(Dataset entries on figures)
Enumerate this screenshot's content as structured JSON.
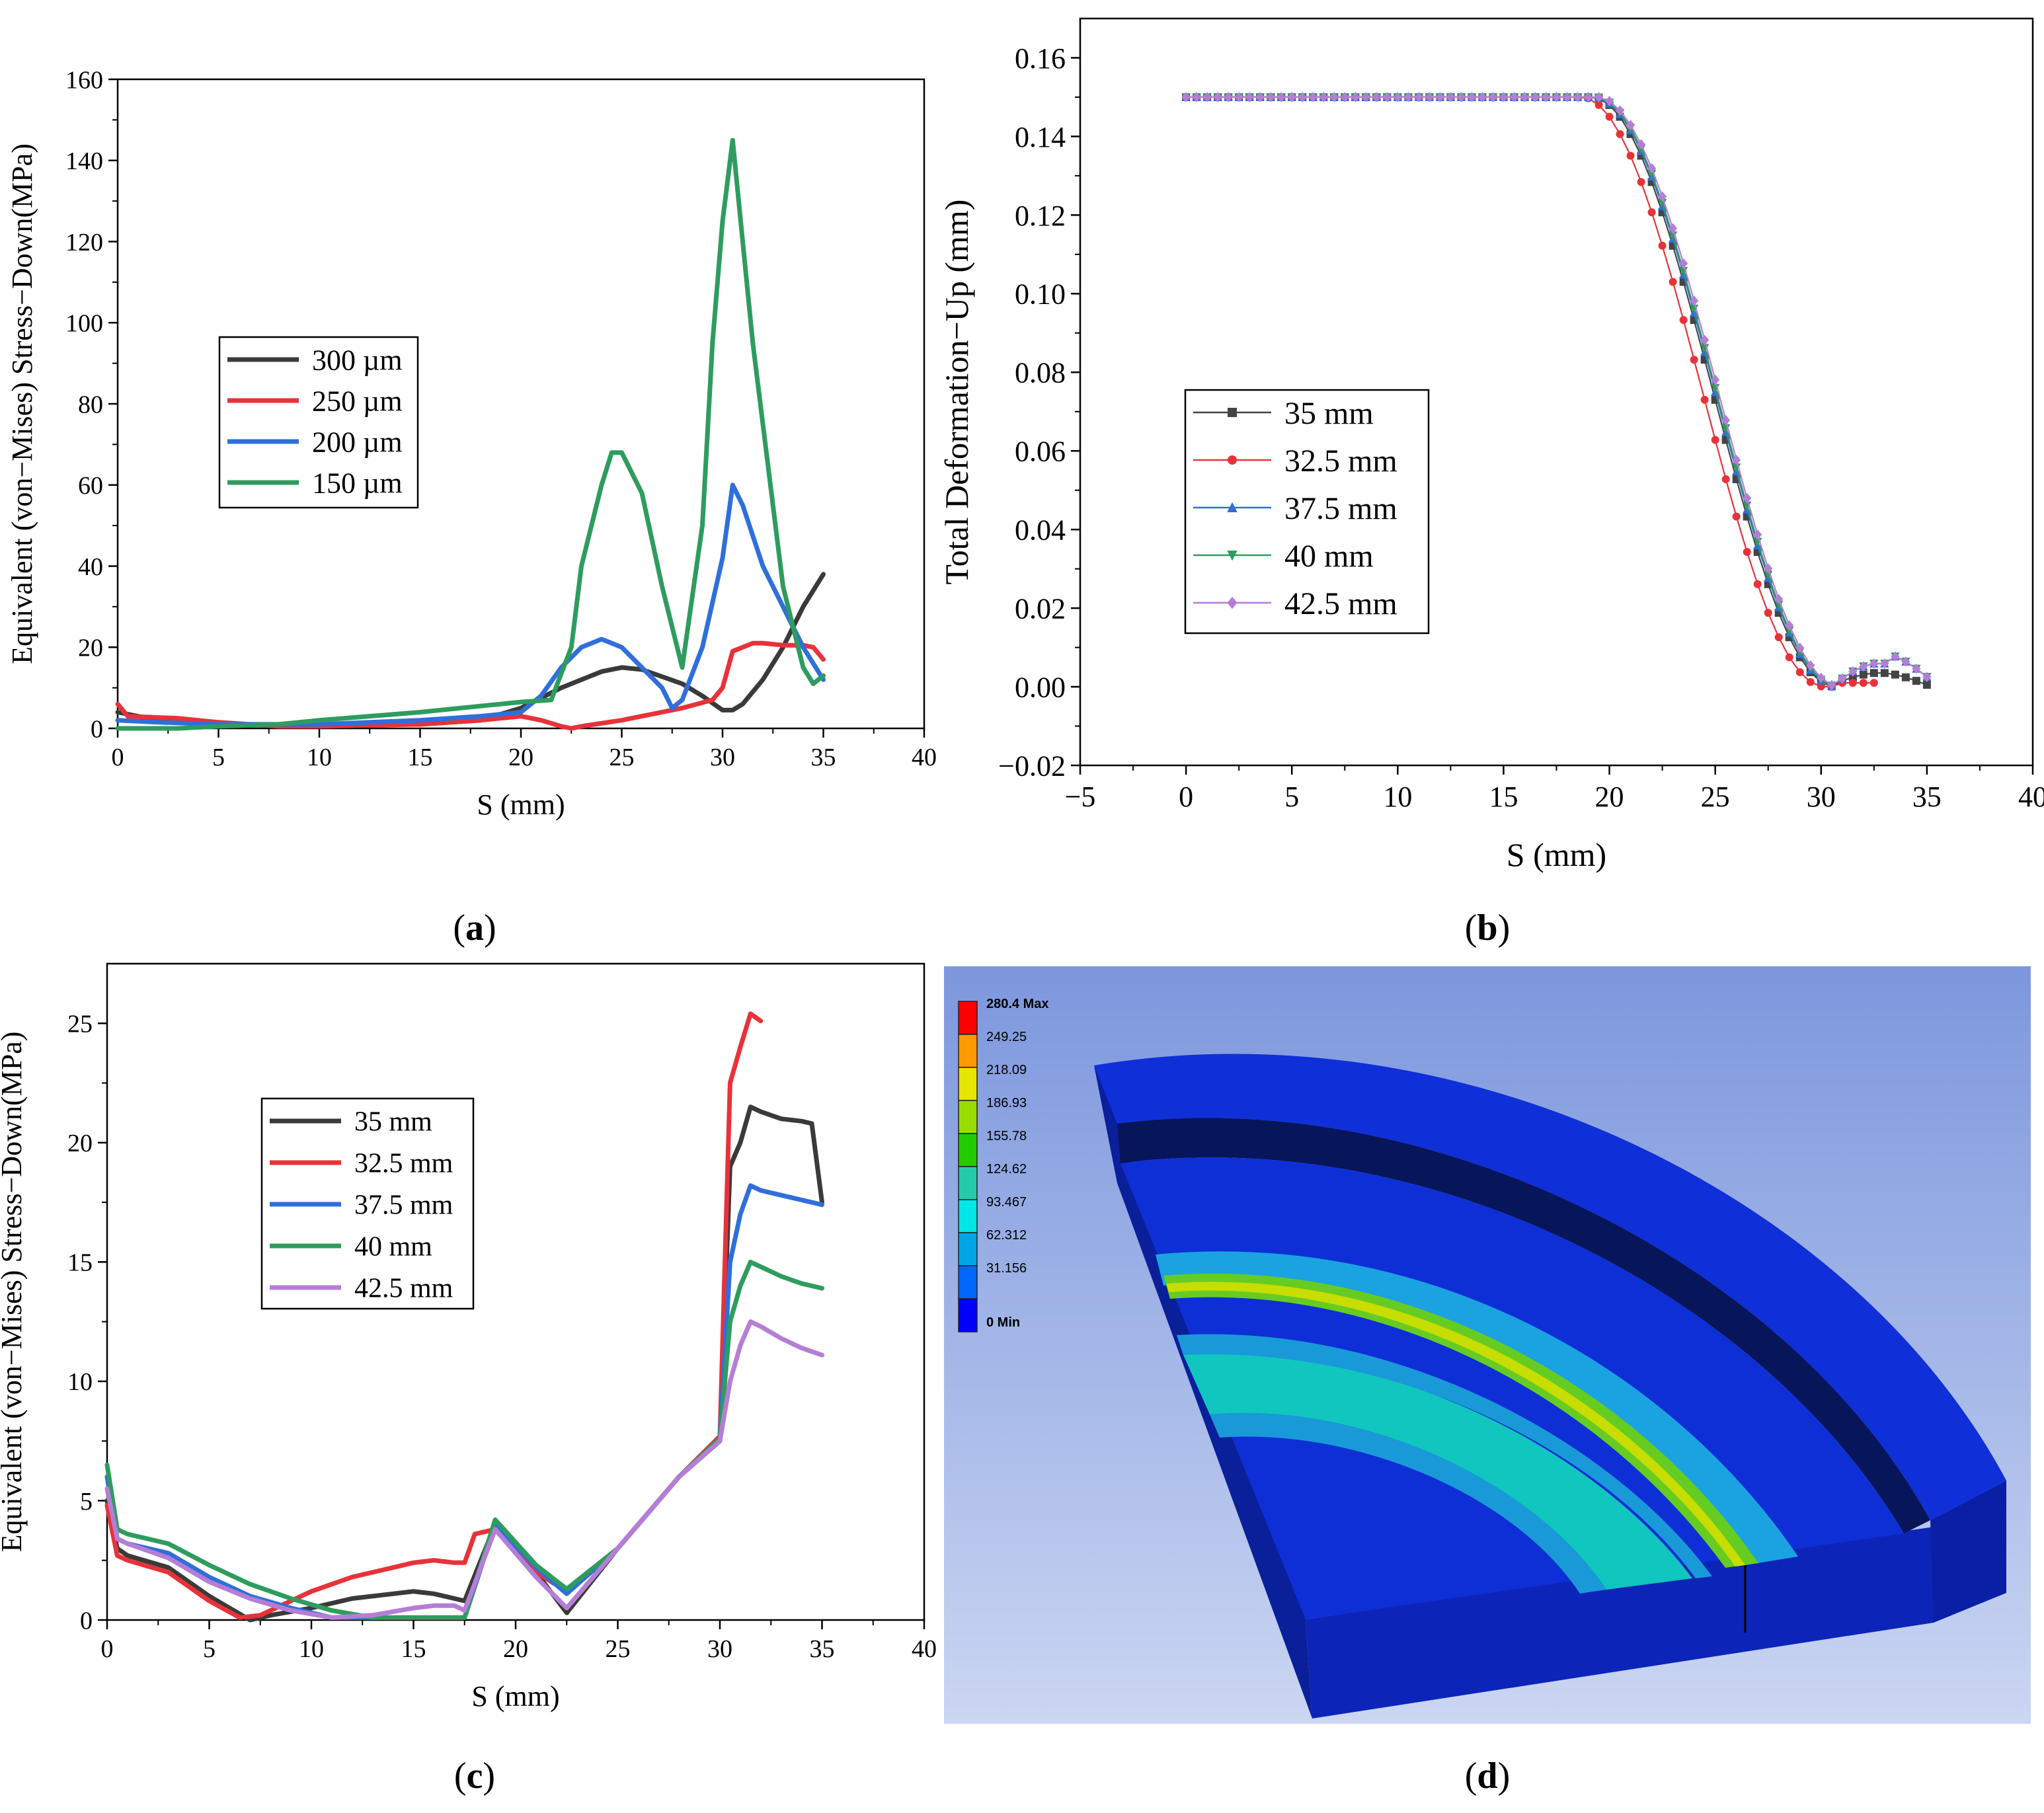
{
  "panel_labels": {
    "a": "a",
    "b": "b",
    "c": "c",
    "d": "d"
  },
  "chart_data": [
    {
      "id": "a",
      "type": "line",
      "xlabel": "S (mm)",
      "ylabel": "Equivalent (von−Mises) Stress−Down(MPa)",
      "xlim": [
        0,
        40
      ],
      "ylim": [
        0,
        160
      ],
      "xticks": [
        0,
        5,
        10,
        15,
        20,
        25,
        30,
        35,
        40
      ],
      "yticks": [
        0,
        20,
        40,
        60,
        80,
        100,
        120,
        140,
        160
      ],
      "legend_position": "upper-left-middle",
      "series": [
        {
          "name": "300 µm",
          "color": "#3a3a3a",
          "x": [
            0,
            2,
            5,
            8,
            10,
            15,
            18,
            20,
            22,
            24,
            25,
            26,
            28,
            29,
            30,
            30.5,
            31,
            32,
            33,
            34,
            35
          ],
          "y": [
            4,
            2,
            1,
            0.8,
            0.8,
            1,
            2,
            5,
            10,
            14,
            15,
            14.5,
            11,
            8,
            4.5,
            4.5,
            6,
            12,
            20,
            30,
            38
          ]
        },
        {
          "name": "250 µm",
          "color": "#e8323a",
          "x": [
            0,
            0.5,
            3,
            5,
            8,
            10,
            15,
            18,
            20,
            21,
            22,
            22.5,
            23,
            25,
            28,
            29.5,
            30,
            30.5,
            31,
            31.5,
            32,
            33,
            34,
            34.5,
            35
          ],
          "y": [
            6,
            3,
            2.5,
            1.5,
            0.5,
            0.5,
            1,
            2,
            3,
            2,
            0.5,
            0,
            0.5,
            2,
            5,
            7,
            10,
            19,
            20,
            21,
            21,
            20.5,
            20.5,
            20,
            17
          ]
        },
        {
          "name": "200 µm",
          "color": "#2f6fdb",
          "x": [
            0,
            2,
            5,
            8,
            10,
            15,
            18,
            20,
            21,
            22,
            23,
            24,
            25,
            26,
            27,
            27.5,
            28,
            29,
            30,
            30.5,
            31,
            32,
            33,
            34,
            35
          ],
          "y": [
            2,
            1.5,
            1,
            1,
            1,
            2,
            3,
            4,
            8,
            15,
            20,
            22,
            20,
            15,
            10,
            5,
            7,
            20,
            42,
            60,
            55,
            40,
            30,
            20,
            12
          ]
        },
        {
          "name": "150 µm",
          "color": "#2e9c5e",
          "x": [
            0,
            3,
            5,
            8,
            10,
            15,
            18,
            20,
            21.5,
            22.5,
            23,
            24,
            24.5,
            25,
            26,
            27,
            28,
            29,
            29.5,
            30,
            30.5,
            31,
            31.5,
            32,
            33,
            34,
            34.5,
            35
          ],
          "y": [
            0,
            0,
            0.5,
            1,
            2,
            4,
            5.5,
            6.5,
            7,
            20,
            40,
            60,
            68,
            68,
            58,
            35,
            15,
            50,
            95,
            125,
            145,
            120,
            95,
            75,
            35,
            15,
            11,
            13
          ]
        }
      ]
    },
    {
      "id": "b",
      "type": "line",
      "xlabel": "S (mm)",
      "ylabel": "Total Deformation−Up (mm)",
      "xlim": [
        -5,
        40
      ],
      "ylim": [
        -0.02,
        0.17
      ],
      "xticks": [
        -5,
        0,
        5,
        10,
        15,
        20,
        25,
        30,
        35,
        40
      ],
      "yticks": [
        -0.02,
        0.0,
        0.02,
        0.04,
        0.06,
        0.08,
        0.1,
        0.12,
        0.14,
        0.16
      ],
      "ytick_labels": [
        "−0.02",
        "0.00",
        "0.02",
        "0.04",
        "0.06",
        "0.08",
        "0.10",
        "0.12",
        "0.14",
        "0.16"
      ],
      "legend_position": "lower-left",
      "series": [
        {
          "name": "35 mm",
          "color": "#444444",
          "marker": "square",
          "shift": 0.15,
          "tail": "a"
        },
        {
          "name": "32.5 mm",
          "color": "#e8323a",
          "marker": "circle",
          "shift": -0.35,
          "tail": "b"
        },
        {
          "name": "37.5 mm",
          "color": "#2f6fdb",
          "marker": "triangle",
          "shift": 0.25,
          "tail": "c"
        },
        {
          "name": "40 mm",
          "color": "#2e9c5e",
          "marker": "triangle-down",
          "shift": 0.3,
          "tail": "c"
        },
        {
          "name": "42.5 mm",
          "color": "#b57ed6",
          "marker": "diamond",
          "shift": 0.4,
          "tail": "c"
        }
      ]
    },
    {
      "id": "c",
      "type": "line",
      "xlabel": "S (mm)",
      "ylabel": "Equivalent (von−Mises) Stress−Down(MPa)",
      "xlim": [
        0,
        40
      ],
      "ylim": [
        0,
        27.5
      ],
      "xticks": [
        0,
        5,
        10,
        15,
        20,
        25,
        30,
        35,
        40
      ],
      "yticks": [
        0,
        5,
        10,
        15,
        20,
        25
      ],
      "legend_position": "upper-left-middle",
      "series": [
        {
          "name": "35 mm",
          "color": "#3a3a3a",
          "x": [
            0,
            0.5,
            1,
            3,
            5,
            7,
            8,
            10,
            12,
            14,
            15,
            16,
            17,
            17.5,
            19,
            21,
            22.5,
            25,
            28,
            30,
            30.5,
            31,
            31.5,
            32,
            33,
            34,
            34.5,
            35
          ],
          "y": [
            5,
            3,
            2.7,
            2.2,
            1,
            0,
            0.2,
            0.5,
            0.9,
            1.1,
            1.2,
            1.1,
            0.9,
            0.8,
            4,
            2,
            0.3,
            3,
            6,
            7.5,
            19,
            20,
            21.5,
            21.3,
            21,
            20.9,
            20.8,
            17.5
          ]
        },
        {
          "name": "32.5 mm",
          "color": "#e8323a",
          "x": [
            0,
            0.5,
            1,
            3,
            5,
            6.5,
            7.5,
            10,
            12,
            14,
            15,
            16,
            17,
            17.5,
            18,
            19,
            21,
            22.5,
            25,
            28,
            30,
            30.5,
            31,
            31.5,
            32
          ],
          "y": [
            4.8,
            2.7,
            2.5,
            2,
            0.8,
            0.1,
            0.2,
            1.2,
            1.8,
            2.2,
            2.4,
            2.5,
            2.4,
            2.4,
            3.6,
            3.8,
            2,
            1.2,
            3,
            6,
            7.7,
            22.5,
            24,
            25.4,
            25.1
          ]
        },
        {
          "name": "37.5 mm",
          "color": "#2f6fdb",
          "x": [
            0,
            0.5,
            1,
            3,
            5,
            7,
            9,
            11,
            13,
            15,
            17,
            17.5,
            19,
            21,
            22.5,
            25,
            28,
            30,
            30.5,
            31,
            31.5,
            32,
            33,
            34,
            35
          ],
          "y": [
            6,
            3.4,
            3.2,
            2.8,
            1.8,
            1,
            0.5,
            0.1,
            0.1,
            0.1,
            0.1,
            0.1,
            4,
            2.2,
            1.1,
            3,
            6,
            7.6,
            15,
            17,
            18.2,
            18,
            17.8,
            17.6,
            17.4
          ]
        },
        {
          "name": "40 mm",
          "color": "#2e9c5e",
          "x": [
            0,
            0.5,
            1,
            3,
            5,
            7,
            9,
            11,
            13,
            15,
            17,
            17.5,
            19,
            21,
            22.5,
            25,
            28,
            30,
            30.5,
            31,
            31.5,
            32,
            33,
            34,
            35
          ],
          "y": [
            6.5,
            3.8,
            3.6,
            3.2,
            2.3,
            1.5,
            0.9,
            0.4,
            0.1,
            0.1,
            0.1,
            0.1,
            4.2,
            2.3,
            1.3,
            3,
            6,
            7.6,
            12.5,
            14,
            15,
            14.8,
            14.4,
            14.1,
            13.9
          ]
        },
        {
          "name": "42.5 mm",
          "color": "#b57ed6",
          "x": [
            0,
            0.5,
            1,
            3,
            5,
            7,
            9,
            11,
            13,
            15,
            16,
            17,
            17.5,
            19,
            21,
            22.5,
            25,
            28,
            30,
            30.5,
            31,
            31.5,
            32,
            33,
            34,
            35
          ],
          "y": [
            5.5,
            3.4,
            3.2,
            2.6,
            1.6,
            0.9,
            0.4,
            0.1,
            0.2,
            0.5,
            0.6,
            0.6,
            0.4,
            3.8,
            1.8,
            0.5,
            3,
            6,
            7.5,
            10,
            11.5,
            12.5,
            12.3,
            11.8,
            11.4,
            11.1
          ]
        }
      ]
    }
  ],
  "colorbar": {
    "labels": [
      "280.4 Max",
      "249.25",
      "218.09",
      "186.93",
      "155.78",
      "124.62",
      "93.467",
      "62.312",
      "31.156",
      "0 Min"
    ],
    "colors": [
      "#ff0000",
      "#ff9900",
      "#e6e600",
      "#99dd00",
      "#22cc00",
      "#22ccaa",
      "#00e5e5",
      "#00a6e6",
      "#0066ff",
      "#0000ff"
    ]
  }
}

__Directive__
Scan the material line by line and report each one that contains "shift".

__Reply to the task__
          "shift": 0.15,
          "shift": -0.35,
          "shift": 0.25,
          "shift": 0.3,
          "shift": 0.4,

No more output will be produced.